▽

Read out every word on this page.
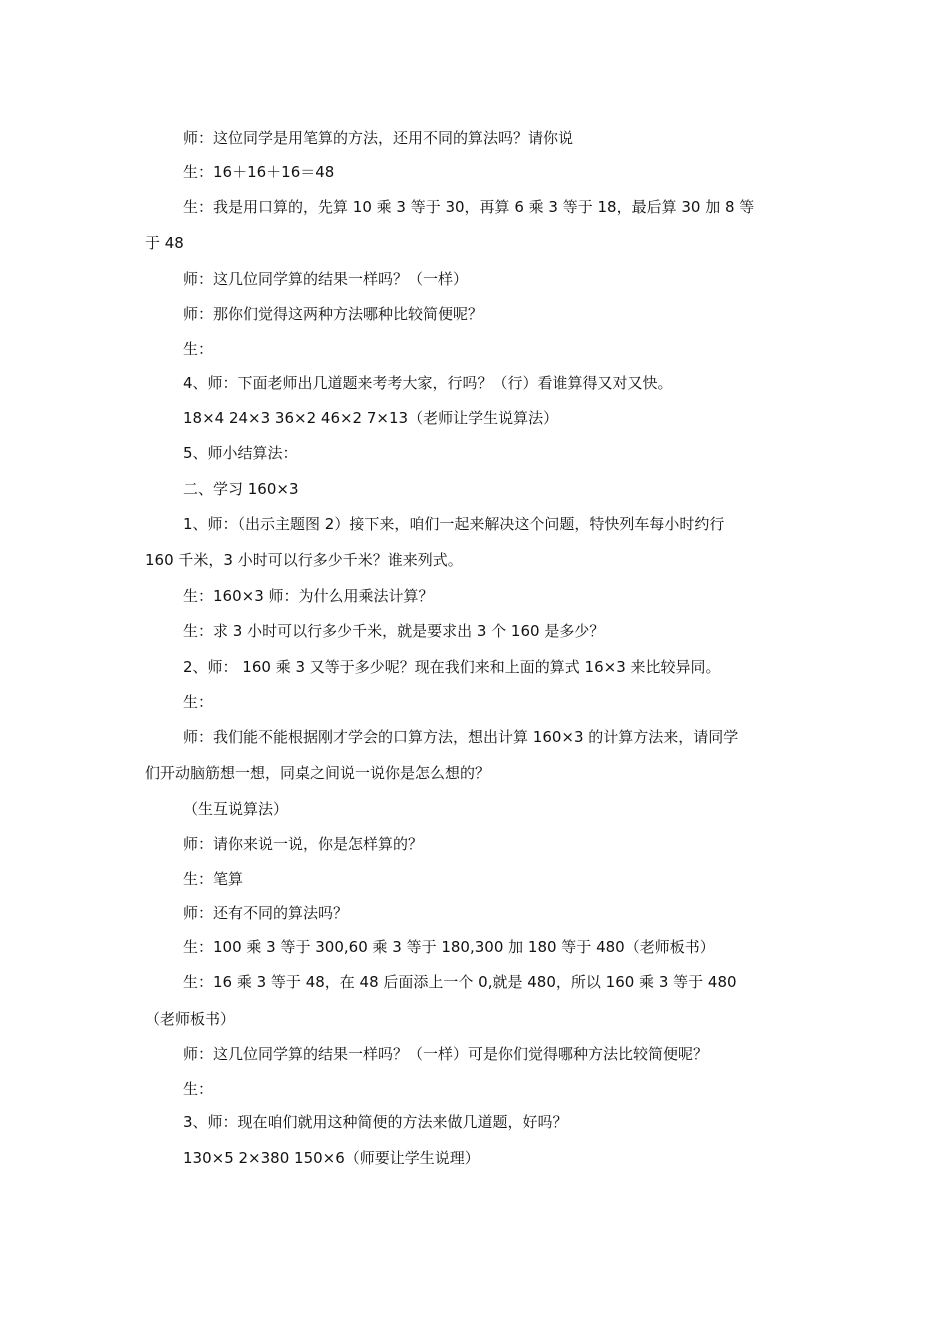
师：这位同学是用笔算的方法，还用不同的算法吗？请你说
生：16＋16＋16＝48
生：我是用口算的，先算 10 乘 3 等于 30，再算 6 乘 3 等于 18，最后算 30 加 8 等
于 48
师：这几位同学算的结果一样吗？（一样）
师：那你们觉得这两种方法哪种比较简便呢？
生：
4、师：下面老师出几道题来考考大家，行吗？（行）看谁算得又对又快。
18×4 24×3 36×2 46×2 7×13（老师让学生说算法）
5、师小结算法：
二、学习 160×3
1、师：（出示主题图 2）接下来，咱们一起来解决这个问题，特快列车每小时约行
160 千米，3 小时可以行多少千米？谁来列式。
生：160×3 师：为什么用乘法计算？
生：求 3 小时可以行多少千米，就是要求出 3 个 160 是多少？
2、师： 160 乘 3 又等于多少呢？现在我们来和上面的算式 16×3 来比较异同。
生：
师：我们能不能根据刚才学会的口算方法，想出计算 160×3 的计算方法来，请同学
们开动脑筋想一想，同桌之间说一说你是怎么想的？
（生互说算法）
师：请你来说一说，你是怎样算的？
生：笔算
师：还有不同的算法吗？
生：100 乘 3 等于 300,60 乘 3 等于 180,300 加 180 等于 480（老师板书）
生：16 乘 3 等于 48，在 48 后面添上一个 0,就是 480，所以 160 乘 3 等于 480
（老师板书）
师：这几位同学算的结果一样吗？（一样）可是你们觉得哪种方法比较简便呢？
生：
3、师：现在咱们就用这种简便的方法来做几道题，好吗？
130×5 2×380 150×6（师要让学生说理）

△

Copy the records word for word, leaving no picture in the copy.

Read out every word on this page.
师：这位同学是用笔算的方法，还用不同的算法吗？请你说
生：16＋16＋16＝48
生：我是用口算的，先算 10 乘 3 等于 30，再算 6 乘 3 等于 18，最后算 30 加 8 等
于 48
师：这几位同学算的结果一样吗？（一样）
师：那你们觉得这两种方法哪种比较简便呢？
生：
4、师：下面老师出几道题来考考大家，行吗？（行）看谁算得又对又快。
18×4 24×3 36×2 46×2 7×13（老师让学生说算法）
5、师小结算法：
二、学习 160×3
1、师：（出示主题图 2）接下来，咱们一起来解决这个问题，特快列车每小时约行
160 千米，3 小时可以行多少千米？谁来列式。
生：160×3 师：为什么用乘法计算？
生：求 3 小时可以行多少千米，就是要求出 3 个 160 是多少？
2、师： 160 乘 3 又等于多少呢？现在我们来和上面的算式 16×3 来比较异同。
生：
师：我们能不能根据刚才学会的口算方法，想出计算 160×3 的计算方法来，请同学
们开动脑筋想一想，同桌之间说一说你是怎么想的？
（生互说算法）
师：请你来说一说，你是怎样算的？
生：笔算
师：还有不同的算法吗？
生：100 乘 3 等于 300,60 乘 3 等于 180,300 加 180 等于 480（老师板书）
生：16 乘 3 等于 48，在 48 后面添上一个 0,就是 480，所以 160 乘 3 等于 480
（老师板书）
师：这几位同学算的结果一样吗？（一样）可是你们觉得哪种方法比较简便呢？
生：
3、师：现在咱们就用这种简便的方法来做几道题，好吗？
130×5 2×380 150×6（师要让学生说理）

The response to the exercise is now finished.